→ **SET TASK**:
Rewrite the listing from the line containing "filter-label: 荷甲 xyxy=(504,32,528,49)" through the line containing "home-team-name: 布雷达 xyxy=(154,244,190,261)", renaming "euro-odds-draw" to "euro-odds-tie" and keeping everything else the same.
· · · ·
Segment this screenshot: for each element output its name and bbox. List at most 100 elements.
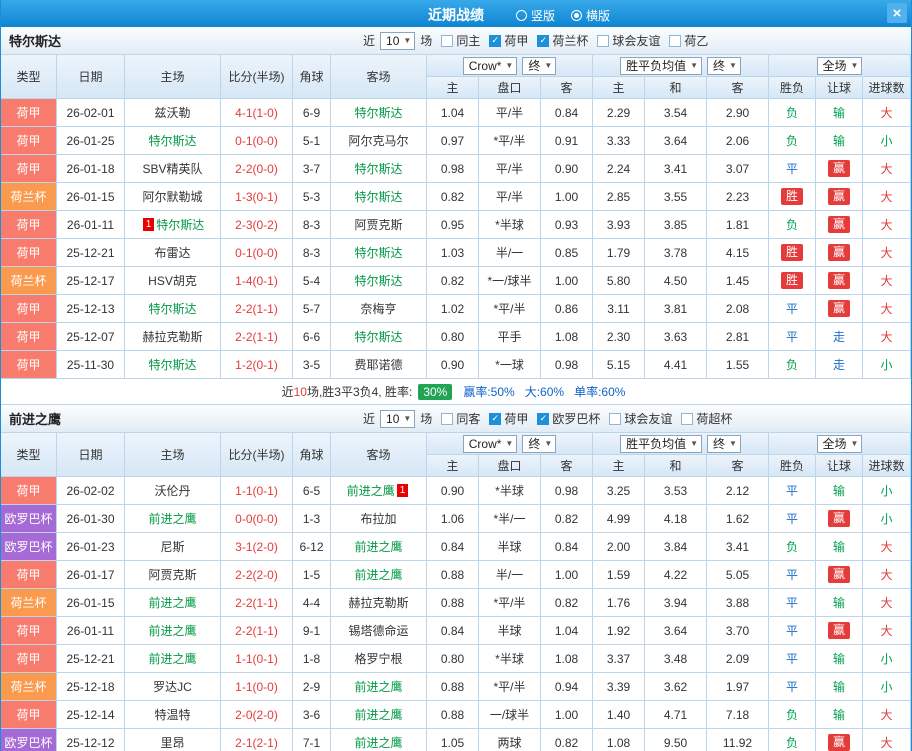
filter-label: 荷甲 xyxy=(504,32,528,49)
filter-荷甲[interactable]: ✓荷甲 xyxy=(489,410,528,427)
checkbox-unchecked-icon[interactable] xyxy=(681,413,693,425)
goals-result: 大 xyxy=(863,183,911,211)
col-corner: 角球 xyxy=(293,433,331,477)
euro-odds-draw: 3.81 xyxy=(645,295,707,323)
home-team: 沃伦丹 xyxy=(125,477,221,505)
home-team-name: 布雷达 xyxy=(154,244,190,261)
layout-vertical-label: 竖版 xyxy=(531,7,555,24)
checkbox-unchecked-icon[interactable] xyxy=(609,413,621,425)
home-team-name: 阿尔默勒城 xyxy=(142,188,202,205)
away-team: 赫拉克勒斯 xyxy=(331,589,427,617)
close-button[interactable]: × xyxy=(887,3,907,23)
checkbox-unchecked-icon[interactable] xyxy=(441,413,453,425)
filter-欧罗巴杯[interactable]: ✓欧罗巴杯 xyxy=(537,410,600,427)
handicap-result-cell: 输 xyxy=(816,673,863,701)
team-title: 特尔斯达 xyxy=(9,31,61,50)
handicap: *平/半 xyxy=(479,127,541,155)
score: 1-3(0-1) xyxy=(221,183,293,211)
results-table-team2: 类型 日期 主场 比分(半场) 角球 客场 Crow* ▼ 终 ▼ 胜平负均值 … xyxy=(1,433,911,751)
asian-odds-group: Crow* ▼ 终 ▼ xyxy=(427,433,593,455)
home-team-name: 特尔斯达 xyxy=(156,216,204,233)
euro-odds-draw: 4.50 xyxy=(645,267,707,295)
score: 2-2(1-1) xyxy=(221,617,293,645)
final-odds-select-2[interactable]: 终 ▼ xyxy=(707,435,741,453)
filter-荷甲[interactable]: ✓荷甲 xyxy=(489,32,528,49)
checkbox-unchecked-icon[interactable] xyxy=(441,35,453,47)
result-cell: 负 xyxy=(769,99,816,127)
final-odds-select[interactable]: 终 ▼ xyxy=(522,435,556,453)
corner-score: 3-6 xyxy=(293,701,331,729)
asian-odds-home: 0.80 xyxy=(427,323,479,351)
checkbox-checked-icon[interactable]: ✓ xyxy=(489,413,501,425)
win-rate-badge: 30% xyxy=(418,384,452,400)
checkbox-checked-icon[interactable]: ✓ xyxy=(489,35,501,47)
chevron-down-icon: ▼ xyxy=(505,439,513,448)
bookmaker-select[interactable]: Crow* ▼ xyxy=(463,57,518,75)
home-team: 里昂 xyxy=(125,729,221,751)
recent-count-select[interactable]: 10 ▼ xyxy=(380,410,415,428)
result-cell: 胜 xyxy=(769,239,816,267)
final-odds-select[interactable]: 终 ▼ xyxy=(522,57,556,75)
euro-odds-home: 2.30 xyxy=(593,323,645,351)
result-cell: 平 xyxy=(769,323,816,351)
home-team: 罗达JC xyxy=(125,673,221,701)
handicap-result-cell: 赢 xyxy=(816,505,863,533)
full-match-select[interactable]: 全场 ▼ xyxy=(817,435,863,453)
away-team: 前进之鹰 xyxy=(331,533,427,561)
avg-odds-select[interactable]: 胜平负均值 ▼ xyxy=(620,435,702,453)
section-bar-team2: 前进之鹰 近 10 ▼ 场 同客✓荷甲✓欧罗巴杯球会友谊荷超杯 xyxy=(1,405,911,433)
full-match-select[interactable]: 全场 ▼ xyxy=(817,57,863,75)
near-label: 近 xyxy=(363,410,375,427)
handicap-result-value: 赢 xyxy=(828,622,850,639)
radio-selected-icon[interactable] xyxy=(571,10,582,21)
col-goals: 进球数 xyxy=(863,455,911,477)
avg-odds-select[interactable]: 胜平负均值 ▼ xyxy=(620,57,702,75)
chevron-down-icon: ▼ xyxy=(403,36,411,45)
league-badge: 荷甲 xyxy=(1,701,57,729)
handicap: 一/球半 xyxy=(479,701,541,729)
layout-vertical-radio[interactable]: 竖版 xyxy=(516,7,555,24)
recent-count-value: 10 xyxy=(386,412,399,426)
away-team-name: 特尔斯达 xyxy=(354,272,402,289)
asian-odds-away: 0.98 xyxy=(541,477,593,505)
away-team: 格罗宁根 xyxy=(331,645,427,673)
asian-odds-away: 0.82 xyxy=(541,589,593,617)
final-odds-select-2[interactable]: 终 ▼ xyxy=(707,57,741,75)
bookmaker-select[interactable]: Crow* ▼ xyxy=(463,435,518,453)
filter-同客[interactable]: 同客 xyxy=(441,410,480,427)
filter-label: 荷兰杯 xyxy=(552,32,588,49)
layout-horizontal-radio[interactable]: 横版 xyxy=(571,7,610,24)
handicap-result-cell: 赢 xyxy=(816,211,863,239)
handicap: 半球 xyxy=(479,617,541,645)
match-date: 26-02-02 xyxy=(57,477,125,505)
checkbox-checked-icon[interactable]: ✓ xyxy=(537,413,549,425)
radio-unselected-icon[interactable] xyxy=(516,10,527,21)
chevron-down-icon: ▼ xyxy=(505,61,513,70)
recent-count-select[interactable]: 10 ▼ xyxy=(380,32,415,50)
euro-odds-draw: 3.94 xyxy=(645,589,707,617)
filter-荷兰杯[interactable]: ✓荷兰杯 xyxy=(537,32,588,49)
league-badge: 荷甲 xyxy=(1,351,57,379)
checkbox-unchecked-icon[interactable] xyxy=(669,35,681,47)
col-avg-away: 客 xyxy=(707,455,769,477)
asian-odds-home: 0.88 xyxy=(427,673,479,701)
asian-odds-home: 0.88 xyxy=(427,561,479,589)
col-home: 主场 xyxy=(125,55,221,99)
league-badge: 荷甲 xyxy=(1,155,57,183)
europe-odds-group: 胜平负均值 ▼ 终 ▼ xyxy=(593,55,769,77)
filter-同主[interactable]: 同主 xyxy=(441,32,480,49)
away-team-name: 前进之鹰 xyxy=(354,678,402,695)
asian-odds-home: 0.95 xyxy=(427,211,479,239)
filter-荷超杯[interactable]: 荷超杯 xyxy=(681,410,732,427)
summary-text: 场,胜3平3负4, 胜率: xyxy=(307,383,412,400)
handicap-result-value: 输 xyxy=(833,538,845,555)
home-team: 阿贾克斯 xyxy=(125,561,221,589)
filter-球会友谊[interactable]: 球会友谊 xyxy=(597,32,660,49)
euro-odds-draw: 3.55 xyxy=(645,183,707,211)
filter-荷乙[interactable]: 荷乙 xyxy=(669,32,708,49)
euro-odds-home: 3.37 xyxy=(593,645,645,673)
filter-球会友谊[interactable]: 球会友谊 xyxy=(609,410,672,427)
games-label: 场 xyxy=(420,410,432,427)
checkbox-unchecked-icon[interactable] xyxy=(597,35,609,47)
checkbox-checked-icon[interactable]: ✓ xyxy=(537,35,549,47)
· · · ·
→ **EXERCISE SOLUTION**:
filter-label: 荷甲 xyxy=(504,32,528,49)
filter-荷甲[interactable]: ✓荷甲 xyxy=(489,410,528,427)
checkbox-unchecked-icon[interactable] xyxy=(681,413,693,425)
goals-result: 大 xyxy=(863,183,911,211)
col-corner: 角球 xyxy=(293,433,331,477)
euro-odds-tie: 3.81 xyxy=(645,295,707,323)
home-team: 沃伦丹 xyxy=(125,477,221,505)
home-team-name: 布雷达 xyxy=(154,244,190,261)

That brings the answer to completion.